(Dataset items)
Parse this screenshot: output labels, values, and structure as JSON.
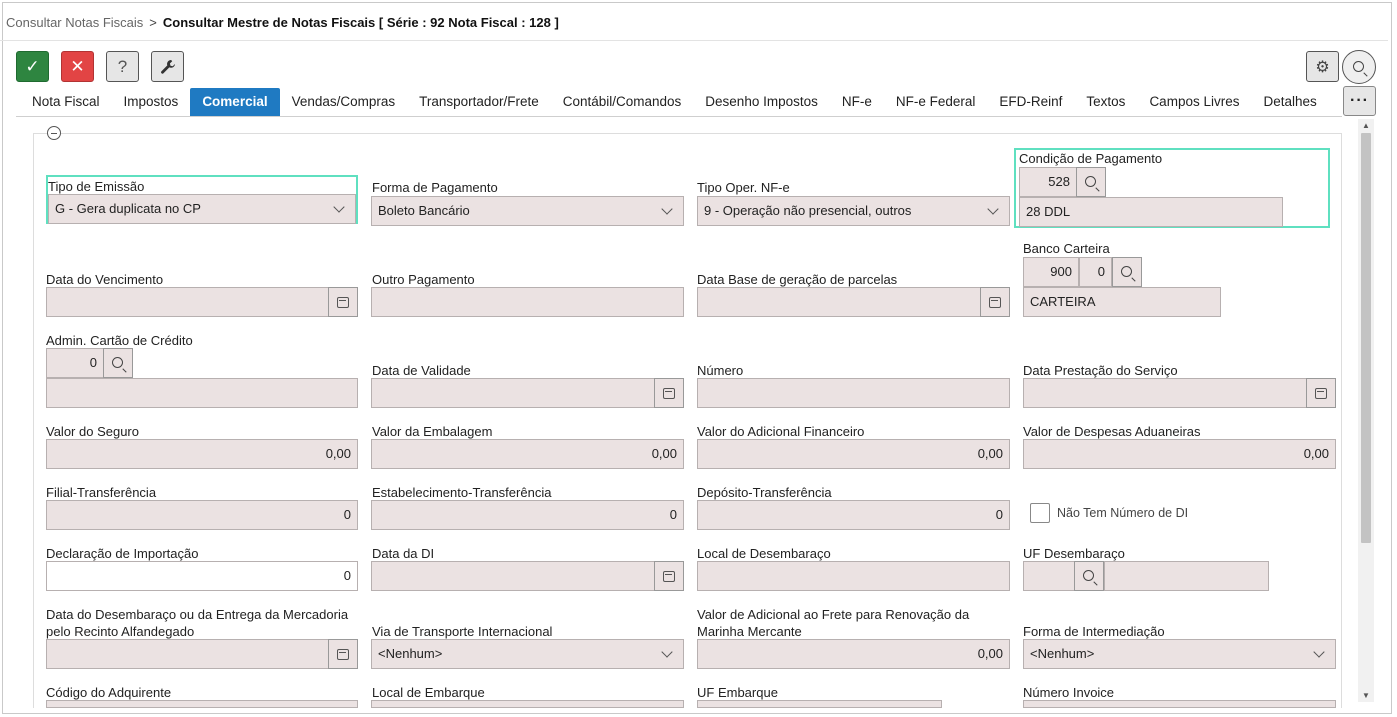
{
  "breadcrumb": {
    "parent": "Consultar Notas Fiscais",
    "separator": ">",
    "current": "Consultar Mestre de Notas Fiscais [ Série : 92 Nota Fiscal : 128 ]"
  },
  "toolbar": {
    "confirm_icon": "check-icon",
    "cancel_icon": "close-icon",
    "help_icon": "question-icon",
    "tools_icon": "wrench-icon",
    "settings_icon": "gear-icon",
    "search_icon": "search-icon",
    "confirm_glyph": "✓",
    "cancel_glyph": "✕",
    "help_glyph": "?",
    "tools_glyph": "🔧",
    "settings_glyph": "⚙",
    "more_glyph": "···"
  },
  "tabs": [
    "Nota Fiscal",
    "Impostos",
    "Comercial",
    "Vendas/Compras",
    "Transportador/Frete",
    "Contábil/Comandos",
    "Desenho Impostos",
    "NF-e",
    "NF-e Federal",
    "EFD-Reinf",
    "Textos",
    "Campos Livres",
    "Detalhes"
  ],
  "active_tab": "Comercial",
  "colors": {
    "accent": "#1f7ac2",
    "field_bg": "#ebe2e2",
    "focus": "#5fe0c0",
    "ok": "#2e8540",
    "cancel": "#e24444"
  },
  "form": {
    "tipo_emissao": {
      "label": "Tipo de Emissão",
      "value": "G - Gera duplicata no CP"
    },
    "forma_pagamento": {
      "label": "Forma de Pagamento",
      "value": "Boleto Bancário"
    },
    "tipo_oper_nfe": {
      "label": "Tipo Oper. NF-e",
      "value": "9 - Operação não presencial, outros"
    },
    "condicao_pagamento": {
      "label": "Condição de Pagamento",
      "code": "528",
      "description": "28 DDL"
    },
    "banco_carteira": {
      "label": "Banco Carteira",
      "bank": "900",
      "wallet": "0",
      "description": "CARTEIRA"
    },
    "data_vencimento": {
      "label": "Data do Vencimento",
      "value": ""
    },
    "outro_pagamento": {
      "label": "Outro Pagamento",
      "value": ""
    },
    "data_base_parcelas": {
      "label": "Data Base de geração de parcelas",
      "value": ""
    },
    "admin_cartao": {
      "label": "Admin. Cartão de Crédito",
      "code": "0",
      "description": ""
    },
    "data_validade": {
      "label": "Data de Validade",
      "value": ""
    },
    "numero": {
      "label": "Número",
      "value": ""
    },
    "data_prestacao": {
      "label": "Data Prestação do Serviço",
      "value": ""
    },
    "valor_seguro": {
      "label": "Valor do Seguro",
      "value": "0,00"
    },
    "valor_embalagem": {
      "label": "Valor da Embalagem",
      "value": "0,00"
    },
    "valor_adicional_financeiro": {
      "label": "Valor do Adicional Financeiro",
      "value": "0,00"
    },
    "valor_despesas_aduaneiras": {
      "label": "Valor de Despesas Aduaneiras",
      "value": "0,00"
    },
    "filial_transferencia": {
      "label": "Filial-Transferência",
      "value": "0"
    },
    "estabelecimento_transferencia": {
      "label": "Estabelecimento-Transferência",
      "value": "0"
    },
    "deposito_transferencia": {
      "label": "Depósito-Transferência",
      "value": "0"
    },
    "nao_tem_numero_di": {
      "label": "Não Tem Número de DI",
      "checked": false
    },
    "declaracao_importacao": {
      "label": "Declaração de Importação",
      "value": "0"
    },
    "data_di": {
      "label": "Data da DI",
      "value": ""
    },
    "local_desembaraco": {
      "label": "Local de Desembaraço",
      "value": ""
    },
    "uf_desembaraco": {
      "label": "UF Desembaraço",
      "code": "",
      "description": ""
    },
    "data_desembaraco": {
      "label": "Data do Desembaraço ou da Entrega da Mercadoria pelo Recinto Alfandegado",
      "value": ""
    },
    "via_transporte": {
      "label": "Via de Transporte Internacional",
      "value": "<Nenhum>"
    },
    "valor_frete_marinha": {
      "label": "Valor de Adicional ao Frete para Renovação da Marinha Mercante",
      "value": "0,00"
    },
    "forma_intermediacao": {
      "label": "Forma de Intermediação",
      "value": "<Nenhum>"
    },
    "codigo_adquirente": {
      "label": "Código do Adquirente"
    },
    "local_embarque": {
      "label": "Local de Embarque"
    },
    "uf_embarque": {
      "label": "UF Embarque"
    },
    "numero_invoice": {
      "label": "Número Invoice"
    }
  }
}
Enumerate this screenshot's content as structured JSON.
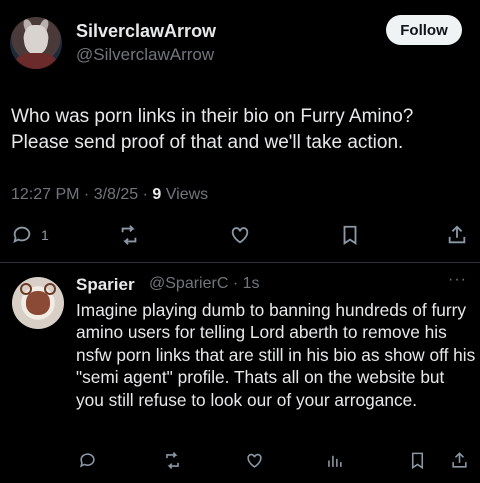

Task brief: Filter out all lines lacking the word "icon" and copy the rest.

Completed task:
    "confirm_icon": "check-icon",
    "cancel_icon": "close-icon",
    "help_icon": "question-icon",
    "tools_icon": "wrench-icon",
    "settings_icon": "gear-icon",
    "search_icon": "search-icon",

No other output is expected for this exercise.